▶ _What the task requires_:
Below is a listing; copy all of it exactly.

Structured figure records
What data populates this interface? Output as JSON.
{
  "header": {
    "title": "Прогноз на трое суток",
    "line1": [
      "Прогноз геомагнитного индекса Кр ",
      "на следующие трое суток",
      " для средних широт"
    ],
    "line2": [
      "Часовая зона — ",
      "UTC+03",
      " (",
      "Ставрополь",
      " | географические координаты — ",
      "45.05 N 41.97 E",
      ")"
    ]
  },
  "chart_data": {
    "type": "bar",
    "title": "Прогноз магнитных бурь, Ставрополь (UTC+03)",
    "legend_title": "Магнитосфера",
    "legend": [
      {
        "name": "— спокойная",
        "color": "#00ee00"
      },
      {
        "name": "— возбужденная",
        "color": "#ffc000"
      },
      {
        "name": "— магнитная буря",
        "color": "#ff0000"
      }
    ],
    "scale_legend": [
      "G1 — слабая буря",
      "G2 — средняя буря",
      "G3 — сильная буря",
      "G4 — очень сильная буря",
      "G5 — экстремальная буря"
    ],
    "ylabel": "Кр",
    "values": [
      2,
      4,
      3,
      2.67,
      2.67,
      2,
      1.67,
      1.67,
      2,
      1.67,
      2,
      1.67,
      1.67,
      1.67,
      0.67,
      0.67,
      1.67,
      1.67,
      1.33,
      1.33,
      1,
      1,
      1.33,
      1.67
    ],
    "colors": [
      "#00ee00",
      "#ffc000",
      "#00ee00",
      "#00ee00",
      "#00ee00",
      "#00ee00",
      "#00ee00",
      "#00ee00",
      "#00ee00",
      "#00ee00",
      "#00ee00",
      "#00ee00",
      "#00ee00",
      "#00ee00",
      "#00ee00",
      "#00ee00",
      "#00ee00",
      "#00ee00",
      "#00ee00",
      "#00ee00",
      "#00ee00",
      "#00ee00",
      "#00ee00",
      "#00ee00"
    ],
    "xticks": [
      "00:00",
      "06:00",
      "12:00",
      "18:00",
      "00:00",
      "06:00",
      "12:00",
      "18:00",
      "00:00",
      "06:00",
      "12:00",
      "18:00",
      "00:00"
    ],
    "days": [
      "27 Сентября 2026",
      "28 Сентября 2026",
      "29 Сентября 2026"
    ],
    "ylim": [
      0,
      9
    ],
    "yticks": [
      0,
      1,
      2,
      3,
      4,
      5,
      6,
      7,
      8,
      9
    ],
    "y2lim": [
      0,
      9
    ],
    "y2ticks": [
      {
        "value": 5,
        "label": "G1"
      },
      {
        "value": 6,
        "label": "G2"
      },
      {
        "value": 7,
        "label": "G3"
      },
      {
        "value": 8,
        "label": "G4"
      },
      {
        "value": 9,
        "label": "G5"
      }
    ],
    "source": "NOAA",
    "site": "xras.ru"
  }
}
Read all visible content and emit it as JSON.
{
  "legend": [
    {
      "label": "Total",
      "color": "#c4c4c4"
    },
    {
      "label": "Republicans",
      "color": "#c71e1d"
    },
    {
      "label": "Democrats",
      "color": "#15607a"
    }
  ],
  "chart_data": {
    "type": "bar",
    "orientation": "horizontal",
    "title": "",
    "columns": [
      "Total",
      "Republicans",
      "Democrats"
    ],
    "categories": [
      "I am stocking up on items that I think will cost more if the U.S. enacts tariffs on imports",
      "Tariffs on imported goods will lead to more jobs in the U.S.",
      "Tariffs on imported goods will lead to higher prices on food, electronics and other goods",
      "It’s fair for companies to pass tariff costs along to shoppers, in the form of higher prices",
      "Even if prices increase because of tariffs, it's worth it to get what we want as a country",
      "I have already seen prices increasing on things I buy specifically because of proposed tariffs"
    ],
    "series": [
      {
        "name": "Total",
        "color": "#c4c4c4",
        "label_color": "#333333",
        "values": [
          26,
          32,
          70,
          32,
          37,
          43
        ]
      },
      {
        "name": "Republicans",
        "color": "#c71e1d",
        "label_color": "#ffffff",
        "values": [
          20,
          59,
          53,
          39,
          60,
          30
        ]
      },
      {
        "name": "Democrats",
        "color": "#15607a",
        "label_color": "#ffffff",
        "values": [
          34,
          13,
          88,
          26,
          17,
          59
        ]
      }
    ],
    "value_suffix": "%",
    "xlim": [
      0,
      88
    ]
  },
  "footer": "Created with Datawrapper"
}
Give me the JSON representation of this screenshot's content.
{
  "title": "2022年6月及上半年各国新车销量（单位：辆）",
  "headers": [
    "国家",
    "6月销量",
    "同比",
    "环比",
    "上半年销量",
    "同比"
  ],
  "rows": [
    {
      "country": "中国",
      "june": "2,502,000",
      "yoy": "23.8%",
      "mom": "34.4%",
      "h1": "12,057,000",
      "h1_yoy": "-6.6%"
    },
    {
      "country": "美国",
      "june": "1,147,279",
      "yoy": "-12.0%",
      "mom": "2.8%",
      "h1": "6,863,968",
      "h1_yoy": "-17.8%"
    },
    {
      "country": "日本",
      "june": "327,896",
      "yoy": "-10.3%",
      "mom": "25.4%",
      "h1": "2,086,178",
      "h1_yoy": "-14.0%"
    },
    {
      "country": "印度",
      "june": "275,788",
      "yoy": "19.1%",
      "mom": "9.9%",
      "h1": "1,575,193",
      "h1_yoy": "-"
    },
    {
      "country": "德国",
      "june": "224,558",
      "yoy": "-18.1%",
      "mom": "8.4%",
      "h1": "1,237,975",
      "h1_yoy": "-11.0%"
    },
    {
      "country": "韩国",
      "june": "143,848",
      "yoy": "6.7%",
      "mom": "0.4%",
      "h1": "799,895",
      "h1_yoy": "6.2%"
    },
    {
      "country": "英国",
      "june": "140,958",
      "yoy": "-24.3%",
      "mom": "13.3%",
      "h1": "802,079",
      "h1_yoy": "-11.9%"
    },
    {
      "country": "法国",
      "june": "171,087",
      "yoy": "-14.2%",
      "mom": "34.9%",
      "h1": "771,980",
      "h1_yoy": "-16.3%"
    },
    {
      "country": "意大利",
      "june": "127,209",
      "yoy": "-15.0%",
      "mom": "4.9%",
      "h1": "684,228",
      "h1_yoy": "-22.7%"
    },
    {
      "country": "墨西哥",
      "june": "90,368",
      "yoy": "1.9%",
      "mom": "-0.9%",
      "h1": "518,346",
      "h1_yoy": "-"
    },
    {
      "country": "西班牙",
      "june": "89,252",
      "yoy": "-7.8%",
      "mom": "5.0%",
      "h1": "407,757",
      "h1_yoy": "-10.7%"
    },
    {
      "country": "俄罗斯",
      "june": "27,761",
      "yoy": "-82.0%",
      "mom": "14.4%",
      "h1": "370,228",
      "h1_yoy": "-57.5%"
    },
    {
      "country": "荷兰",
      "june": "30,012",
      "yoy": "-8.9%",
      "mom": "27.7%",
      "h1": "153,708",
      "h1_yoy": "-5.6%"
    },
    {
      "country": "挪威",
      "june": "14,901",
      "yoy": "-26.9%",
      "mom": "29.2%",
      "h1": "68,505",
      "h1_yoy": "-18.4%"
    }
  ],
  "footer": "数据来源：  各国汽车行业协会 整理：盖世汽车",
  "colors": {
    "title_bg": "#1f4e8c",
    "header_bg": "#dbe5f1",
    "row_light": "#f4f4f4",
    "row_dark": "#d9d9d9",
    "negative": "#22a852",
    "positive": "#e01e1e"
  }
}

▶ _In response_:
What data populates this interface? Output as JSON.
{
  "header": {
    "title": "Прогноз на трое суток",
    "line1": [
      "Прогноз геомагнитного индекса Кр ",
      "на следующие трое суток",
      " для средних широт"
    ],
    "line2": [
      "Часовая зона — ",
      "UTC+03",
      " (",
      "Ставрополь",
      " | географические координаты — ",
      "45.05 N 41.97 E",
      ")"
    ]
  },
  "chart_data": {
    "type": "bar",
    "title": "Прогноз магнитных бурь, Ставрополь (UTC+03)",
    "legend_title": "Магнитосфера",
    "legend": [
      {
        "name": "— спокойная",
        "color": "#00ee00"
      },
      {
        "name": "— возбужденная",
        "color": "#ffc000"
      },
      {
        "name": "— магнитная буря",
        "color": "#ff0000"
      }
    ],
    "scale_legend": [
      "G1 — слабая буря",
      "G2 — средняя буря",
      "G3 — сильная буря",
      "G4 — очень сильная буря",
      "G5 — экстремальная буря"
    ],
    "ylabel": "Кр",
    "values": [
      2,
      4,
      3,
      2.67,
      2.67,
      2,
      1.67,
      1.67,
      2,
      1.67,
      2,
      1.67,
      1.67,
      1.67,
      0.67,
      0.67,
      1.67,
      1.67,
      1.33,
      1.33,
      1,
      1,
      1.33,
      1.67
    ],
    "colors": [
      "#00ee00",
      "#ffc000",
      "#00ee00",
      "#00ee00",
      "#00ee00",
      "#00ee00",
      "#00ee00",
      "#00ee00",
      "#00ee00",
      "#00ee00",
      "#00ee00",
      "#00ee00",
      "#00ee00",
      "#00ee00",
      "#00ee00",
      "#00ee00",
      "#00ee00",
      "#00ee00",
      "#00ee00",
      "#00ee00",
      "#00ee00",
      "#00ee00",
      "#00ee00",
      "#00ee00"
    ],
    "xticks": [
      "00:00",
      "06:00",
      "12:00",
      "18:00",
      "00:00",
      "06:00",
      "12:00",
      "18:00",
      "00:00",
      "06:00",
      "12:00",
      "18:00",
      "00:00"
    ],
    "days": [
      "27 Сентября 2026",
      "28 Сентября 2026",
      "29 Сентября 2026"
    ],
    "ylim": [
      0,
      9
    ],
    "yticks": [
      0,
      1,
      2,
      3,
      4,
      5,
      6,
      7,
      8,
      9
    ],
    "y2lim": [
      0,
      9
    ],
    "y2ticks": [
      {
        "value": 5,
        "label": "G1"
      },
      {
        "value": 6,
        "label": "G2"
      },
      {
        "value": 7,
        "label": "G3"
      },
      {
        "value": 8,
        "label": "G4"
      },
      {
        "value": 9,
        "label": "G5"
      }
    ],
    "source": "NOAA",
    "site": "xras.ru"
  }
}
Read all visible content and emit it as JSON.
{
  "legend": [
    {
      "label": "Total",
      "color": "#c4c4c4"
    },
    {
      "label": "Republicans",
      "color": "#c71e1d"
    },
    {
      "label": "Democrats",
      "color": "#15607a"
    }
  ],
  "chart_data": {
    "type": "bar",
    "orientation": "horizontal",
    "title": "",
    "columns": [
      "Total",
      "Republicans",
      "Democrats"
    ],
    "categories": [
      "I am stocking up on items that I think will cost more if the U.S. enacts tariffs on imports",
      "Tariffs on imported goods will lead to more jobs in the U.S.",
      "Tariffs on imported goods will lead to higher prices on food, electronics and other goods",
      "It’s fair for companies to pass tariff costs along to shoppers, in the form of higher prices",
      "Even if prices increase because of tariffs, it's worth it to get what we want as a country",
      "I have already seen prices increasing on things I buy specifically because of proposed tariffs"
    ],
    "series": [
      {
        "name": "Total",
        "color": "#c4c4c4",
        "label_color": "#333333",
        "values": [
          26,
          32,
          70,
          32,
          37,
          43
        ]
      },
      {
        "name": "Republicans",
        "color": "#c71e1d",
        "label_color": "#ffffff",
        "values": [
          20,
          59,
          53,
          39,
          60,
          30
        ]
      },
      {
        "name": "Democrats",
        "color": "#15607a",
        "label_color": "#ffffff",
        "values": [
          34,
          13,
          88,
          26,
          17,
          59
        ]
      }
    ],
    "value_suffix": "%",
    "xlim": [
      0,
      88
    ]
  },
  "footer": "Created with Datawrapper"
}
Give me the JSON representation of this screenshot's content.
{
  "title": "2022年6月及上半年各国新车销量（单位：辆）",
  "headers": [
    "国家",
    "6月销量",
    "同比",
    "环比",
    "上半年销量",
    "同比"
  ],
  "rows": [
    {
      "country": "中国",
      "june": "2,502,000",
      "yoy": "23.8%",
      "mom": "34.4%",
      "h1": "12,057,000",
      "h1_yoy": "-6.6%"
    },
    {
      "country": "美国",
      "june": "1,147,279",
      "yoy": "-12.0%",
      "mom": "2.8%",
      "h1": "6,863,968",
      "h1_yoy": "-17.8%"
    },
    {
      "country": "日本",
      "june": "327,896",
      "yoy": "-10.3%",
      "mom": "25.4%",
      "h1": "2,086,178",
      "h1_yoy": "-14.0%"
    },
    {
      "country": "印度",
      "june": "275,788",
      "yoy": "19.1%",
      "mom": "9.9%",
      "h1": "1,575,193",
      "h1_yoy": "-"
    },
    {
      "country": "德国",
      "june": "224,558",
      "yoy": "-18.1%",
      "mom": "8.4%",
      "h1": "1,237,975",
      "h1_yoy": "-11.0%"
    },
    {
      "country": "韩国",
      "june": "143,848",
      "yoy": "6.7%",
      "mom": "0.4%",
      "h1": "799,895",
      "h1_yoy": "6.2%"
    },
    {
      "country": "英国",
      "june": "140,958",
      "yoy": "-24.3%",
      "mom": "13.3%",
      "h1": "802,079",
      "h1_yoy": "-11.9%"
    },
    {
      "country": "法国",
      "june": "171,087",
      "yoy": "-14.2%",
      "mom": "34.9%",
      "h1": "771,980",
      "h1_yoy": "-16.3%"
    },
    {
      "country": "意大利",
      "june": "127,209",
      "yoy": "-15.0%",
      "mom": "4.9%",
      "h1": "684,228",
      "h1_yoy": "-22.7%"
    },
    {
      "country": "墨西哥",
      "june": "90,368",
      "yoy": "1.9%",
      "mom": "-0.9%",
      "h1": "518,346",
      "h1_yoy": "-"
    },
    {
      "country": "西班牙",
      "june": "89,252",
      "yoy": "-7.8%",
      "mom": "5.0%",
      "h1": "407,757",
      "h1_yoy": "-10.7%"
    },
    {
      "country": "俄罗斯",
      "june": "27,761",
      "yoy": "-82.0%",
      "mom": "14.4%",
      "h1": "370,228",
      "h1_yoy": "-57.5%"
    },
    {
      "country": "荷兰",
      "june": "30,012",
      "yoy": "-8.9%",
      "mom": "27.7%",
      "h1": "153,708",
      "h1_yoy": "-5.6%"
    },
    {
      "country": "挪威",
      "june": "14,901",
      "yoy": "-26.9%",
      "mom": "29.2%",
      "h1": "68,505",
      "h1_yoy": "-18.4%"
    }
  ],
  "footer": "数据来源：  各国汽车行业协会 整理：盖世汽车",
  "colors": {
    "title_bg": "#1f4e8c",
    "header_bg": "#dbe5f1",
    "row_light": "#f4f4f4",
    "row_dark": "#d9d9d9",
    "negative": "#22a852",
    "positive": "#e01e1e"
  }
}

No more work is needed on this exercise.